___ Provided passage ___

There are a number of reasons why Intel is feeling the heat. Companies like AMD, ARM, Nvidia and Qualcomm regularly bring to market their latest solutions, most of which result in the once and former king struggling to catch up.
And although Intel is seeing some success in its quest to enter the tablet and smartphone market, the regular flow of newer technologies from competitors only serve to intensify its ordeal.
Qualcomm, in particular, puts up a notable fight — the company is the world’s largest maker of mobile application processors for a reason and its hardware powers a whole bunch of mobile devices. Now the company has released a new chip that promises greatly improved performance and features.
The Snapdragon 805 is a new 800-series chip that is among the first in the world to support video in the ultra-high-definition (UHD) format. It also is the world’s fastest mobile chip in existence to date.
Murthy Renduchintala, the executive vice president of Qualcomm Technologies had this to say:
“Using a smartphone or tablet powered by Snapdragon 805 processor is like having an UltraHD home theater in your pocket, with 4K video, imaging and graphics, all built for mobile.

___ Information shown ___

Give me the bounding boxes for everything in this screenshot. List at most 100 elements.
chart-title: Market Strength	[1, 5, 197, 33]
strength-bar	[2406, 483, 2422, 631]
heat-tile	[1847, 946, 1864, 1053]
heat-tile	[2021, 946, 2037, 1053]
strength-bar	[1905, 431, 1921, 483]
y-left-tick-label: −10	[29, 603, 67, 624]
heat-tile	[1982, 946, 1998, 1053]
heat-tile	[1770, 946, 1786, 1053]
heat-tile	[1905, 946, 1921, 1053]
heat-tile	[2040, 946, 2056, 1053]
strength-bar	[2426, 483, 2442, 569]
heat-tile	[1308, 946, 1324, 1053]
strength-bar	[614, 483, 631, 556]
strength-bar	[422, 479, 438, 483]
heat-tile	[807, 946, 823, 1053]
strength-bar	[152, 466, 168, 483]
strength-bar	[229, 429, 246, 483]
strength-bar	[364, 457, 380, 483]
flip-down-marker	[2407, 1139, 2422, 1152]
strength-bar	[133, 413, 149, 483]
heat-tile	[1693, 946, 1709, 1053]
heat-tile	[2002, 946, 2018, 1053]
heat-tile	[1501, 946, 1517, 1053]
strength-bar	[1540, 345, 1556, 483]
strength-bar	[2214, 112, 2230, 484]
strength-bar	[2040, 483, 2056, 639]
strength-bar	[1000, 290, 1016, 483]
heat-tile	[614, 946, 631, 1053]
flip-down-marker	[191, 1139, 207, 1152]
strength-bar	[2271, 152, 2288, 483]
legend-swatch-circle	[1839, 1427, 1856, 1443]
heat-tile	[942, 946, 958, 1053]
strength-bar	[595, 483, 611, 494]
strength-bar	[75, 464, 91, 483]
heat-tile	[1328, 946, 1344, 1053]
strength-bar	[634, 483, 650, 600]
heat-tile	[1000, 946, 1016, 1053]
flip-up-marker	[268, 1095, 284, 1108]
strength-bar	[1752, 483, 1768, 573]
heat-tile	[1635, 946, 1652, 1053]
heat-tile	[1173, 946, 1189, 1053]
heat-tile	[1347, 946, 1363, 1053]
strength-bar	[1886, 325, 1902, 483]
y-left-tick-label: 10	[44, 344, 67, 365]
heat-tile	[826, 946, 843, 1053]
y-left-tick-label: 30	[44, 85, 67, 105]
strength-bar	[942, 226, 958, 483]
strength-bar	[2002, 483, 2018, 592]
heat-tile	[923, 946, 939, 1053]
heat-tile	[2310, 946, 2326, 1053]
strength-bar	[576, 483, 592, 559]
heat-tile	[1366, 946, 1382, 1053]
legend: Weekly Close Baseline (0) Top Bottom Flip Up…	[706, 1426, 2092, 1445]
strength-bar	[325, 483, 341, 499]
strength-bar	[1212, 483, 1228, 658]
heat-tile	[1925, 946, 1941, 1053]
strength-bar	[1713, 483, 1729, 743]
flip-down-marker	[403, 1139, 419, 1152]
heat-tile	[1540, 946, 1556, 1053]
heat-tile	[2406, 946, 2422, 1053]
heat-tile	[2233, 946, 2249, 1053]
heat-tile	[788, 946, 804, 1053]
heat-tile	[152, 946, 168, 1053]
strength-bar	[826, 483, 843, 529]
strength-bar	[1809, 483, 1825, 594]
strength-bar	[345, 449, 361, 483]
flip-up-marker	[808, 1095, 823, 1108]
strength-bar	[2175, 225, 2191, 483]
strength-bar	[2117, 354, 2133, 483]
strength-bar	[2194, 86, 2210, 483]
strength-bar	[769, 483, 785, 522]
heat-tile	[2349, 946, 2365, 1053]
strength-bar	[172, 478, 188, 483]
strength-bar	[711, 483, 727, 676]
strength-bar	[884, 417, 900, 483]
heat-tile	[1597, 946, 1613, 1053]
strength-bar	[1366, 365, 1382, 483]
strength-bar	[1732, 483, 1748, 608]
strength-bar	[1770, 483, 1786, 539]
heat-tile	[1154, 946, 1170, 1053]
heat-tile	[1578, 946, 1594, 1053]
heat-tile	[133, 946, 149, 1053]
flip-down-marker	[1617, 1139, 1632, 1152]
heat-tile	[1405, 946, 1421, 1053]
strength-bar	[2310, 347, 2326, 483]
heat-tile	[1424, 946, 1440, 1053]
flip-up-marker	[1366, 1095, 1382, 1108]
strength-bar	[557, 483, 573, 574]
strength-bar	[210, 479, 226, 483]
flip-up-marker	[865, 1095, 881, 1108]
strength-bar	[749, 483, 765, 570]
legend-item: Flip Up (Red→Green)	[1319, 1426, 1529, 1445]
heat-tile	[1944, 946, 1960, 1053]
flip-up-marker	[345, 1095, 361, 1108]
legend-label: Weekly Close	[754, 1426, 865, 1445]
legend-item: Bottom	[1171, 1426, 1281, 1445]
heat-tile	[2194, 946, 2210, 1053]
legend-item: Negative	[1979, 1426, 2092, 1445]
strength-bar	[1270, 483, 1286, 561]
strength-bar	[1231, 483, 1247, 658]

___

*Problems and tasks*.
A: Copy out the portion of the Snapdragon 805 article starting at "There are a" and ending at "to catch up.".
B: Write the next part of the Snapdragon 805 article, picking up after its last sentence.
The listing was taken from a separate source.

*Outputs by task*.
A:
There are a number of reasons why Intel is feeling the heat. Companies like AMD, ARM, Nvidia and Qualcomm regularly bring to market their latest solutions, most of which result in the once and former king struggling to catch up.

B:
We are delivering the mobile industry’s first truly end-to-end Ultra HD solution, and coupled with our industry leading Gobi LTE modems and RF transceivers, streaming and watching content at 4K resolution will finally be possible.”
The Qualcomm Snapdragon 805 makes use of four ARM Krait 450 cores that work at 2.50GHz. These are paired with the Adreno 420 graphics processing engine that promises 40 percent high performance than the predecessor and a quad-core LPDDR3 memory controller delivering 25.6GB/s of bandwidth.
Connectivity is handled by WiFi 802.11n/ac (at 2.4 and 5GHz) and Bluetooth 4.0.
The Snapdragon 805 has entered sampling, and is expected to be power mobile devices that are expected on store shelves in the first half of 2014. There is a good chance that it will power a Windows powered slate or smartphone.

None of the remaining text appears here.